[Supplied records start]

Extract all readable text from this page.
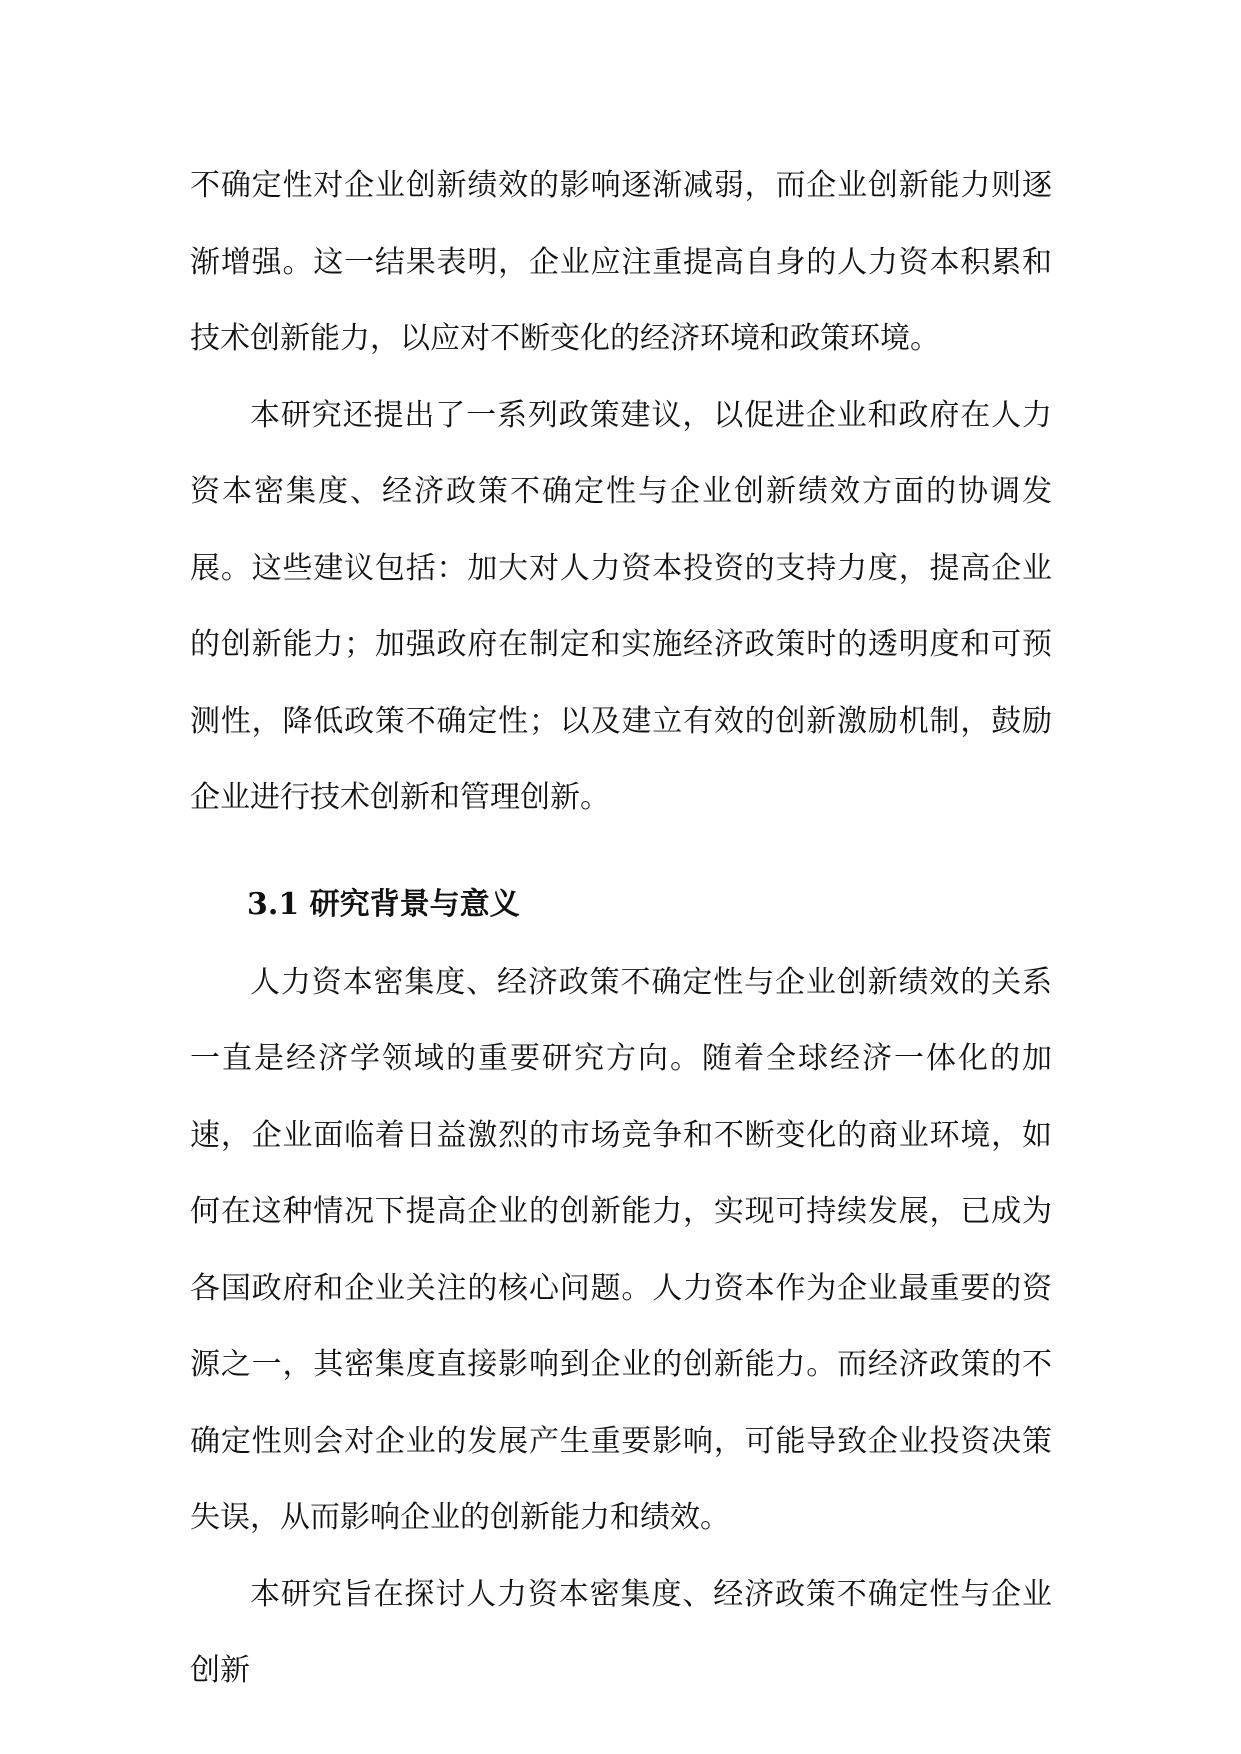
不确定性对企业创新绩效的影响逐渐减弱，而企业创新能力则逐渐增强。这一结果表明，企业应注重提高自身的人力资本积累和技术创新能力，以应对不断变化的经济环境和政策环境。

本研究还提出了一系列政策建议，以促进企业和政府在人力资本密集度、经济政策不确定性与企业创新绩效方面的协调发展。这些建议包括：加大对人力资本投资的支持力度，提高企业的创新能力；加强政府在制定和实施经济政策时的透明度和可预测性，降低政策不确定性；以及建立有效的创新激励机制，鼓励企业进行技术创新和管理创新。

3.1 研究背景与意义

人力资本密集度、经济政策不确定性与企业创新绩效的关系一直是经济学领域的重要研究方向。随着全球经济一体化的加速，企业面临着日益激烈的市场竞争和不断变化的商业环境，如何在这种情况下提高企业的创新能力，实现可持续发展，已成为各国政府和企业关注的核心问题。人力资本作为企业最重要的资源之一，其密集度直接影响到企业的创新能力。而经济政策的不确定性则会对企业的发展产生重要影响，可能导致企业投资决策失误，从而影响企业的创新能力和绩效。

本研究旨在探讨人力资本密集度、经济政策不确定性与企业创新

[Supplied records end]

▸ Task requirements
Leave out the pictures and repeat everything else in the records exactly.

▸ Solution to this problem
Extract all readable text from this page.
不确定性对企业创新绩效的影响逐渐减弱，而企业创新能力则逐渐增强。这一结果表明，企业应注重提高自身的人力资本积累和技术创新能力，以应对不断变化的经济环境和政策环境。

本研究还提出了一系列政策建议，以促进企业和政府在人力资本密集度、经济政策不确定性与企业创新绩效方面的协调发展。这些建议包括：加大对人力资本投资的支持力度，提高企业的创新能力；加强政府在制定和实施经济政策时的透明度和可预测性，降低政策不确定性；以及建立有效的创新激励机制，鼓励企业进行技术创新和管理创新。

3.1 研究背景与意义

人力资本密集度、经济政策不确定性与企业创新绩效的关系一直是经济学领域的重要研究方向。随着全球经济一体化的加速，企业面临着日益激烈的市场竞争和不断变化的商业环境，如何在这种情况下提高企业的创新能力，实现可持续发展，已成为各国政府和企业关注的核心问题。人力资本作为企业最重要的资源之一，其密集度直接影响到企业的创新能力。而经济政策的不确定性则会对企业的发展产生重要影响，可能导致企业投资决策失误，从而影响企业的创新能力和绩效。

本研究旨在探讨人力资本密集度、经济政策不确定性与企业创新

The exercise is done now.